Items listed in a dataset
^^^^^^^^^^^^^^^^

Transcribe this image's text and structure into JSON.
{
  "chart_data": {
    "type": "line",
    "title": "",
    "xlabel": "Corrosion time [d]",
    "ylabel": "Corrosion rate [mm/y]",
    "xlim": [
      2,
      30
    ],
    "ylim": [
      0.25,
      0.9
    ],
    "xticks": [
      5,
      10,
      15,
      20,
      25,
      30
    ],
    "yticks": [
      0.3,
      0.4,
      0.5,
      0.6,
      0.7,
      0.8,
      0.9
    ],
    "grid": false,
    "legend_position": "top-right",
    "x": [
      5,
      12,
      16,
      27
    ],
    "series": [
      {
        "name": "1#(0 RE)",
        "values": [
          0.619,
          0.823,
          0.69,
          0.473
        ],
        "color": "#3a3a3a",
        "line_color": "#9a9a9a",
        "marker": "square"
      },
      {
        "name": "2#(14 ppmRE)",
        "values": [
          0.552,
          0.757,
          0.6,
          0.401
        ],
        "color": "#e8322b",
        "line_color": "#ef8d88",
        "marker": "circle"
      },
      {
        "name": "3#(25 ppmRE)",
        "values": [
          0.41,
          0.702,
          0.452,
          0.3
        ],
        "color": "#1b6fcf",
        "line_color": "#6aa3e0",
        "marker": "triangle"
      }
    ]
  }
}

^^^^^^^^^^^^^^^^

→ Goal: Write out the entire listing exactly.

→ Written response:
Transcribe this image's text and structure into JSON.
{
  "chart_data": {
    "type": "line",
    "title": "",
    "xlabel": "Corrosion time [d]",
    "ylabel": "Corrosion rate [mm/y]",
    "xlim": [
      2,
      30
    ],
    "ylim": [
      0.25,
      0.9
    ],
    "xticks": [
      5,
      10,
      15,
      20,
      25,
      30
    ],
    "yticks": [
      0.3,
      0.4,
      0.5,
      0.6,
      0.7,
      0.8,
      0.9
    ],
    "grid": false,
    "legend_position": "top-right",
    "x": [
      5,
      12,
      16,
      27
    ],
    "series": [
      {
        "name": "1#(0 RE)",
        "values": [
          0.619,
          0.823,
          0.69,
          0.473
        ],
        "color": "#3a3a3a",
        "line_color": "#9a9a9a",
        "marker": "square"
      },
      {
        "name": "2#(14 ppmRE)",
        "values": [
          0.552,
          0.757,
          0.6,
          0.401
        ],
        "color": "#e8322b",
        "line_color": "#ef8d88",
        "marker": "circle"
      },
      {
        "name": "3#(25 ppmRE)",
        "values": [
          0.41,
          0.702,
          0.452,
          0.3
        ],
        "color": "#1b6fcf",
        "line_color": "#6aa3e0",
        "marker": "triangle"
      }
    ]
  }
}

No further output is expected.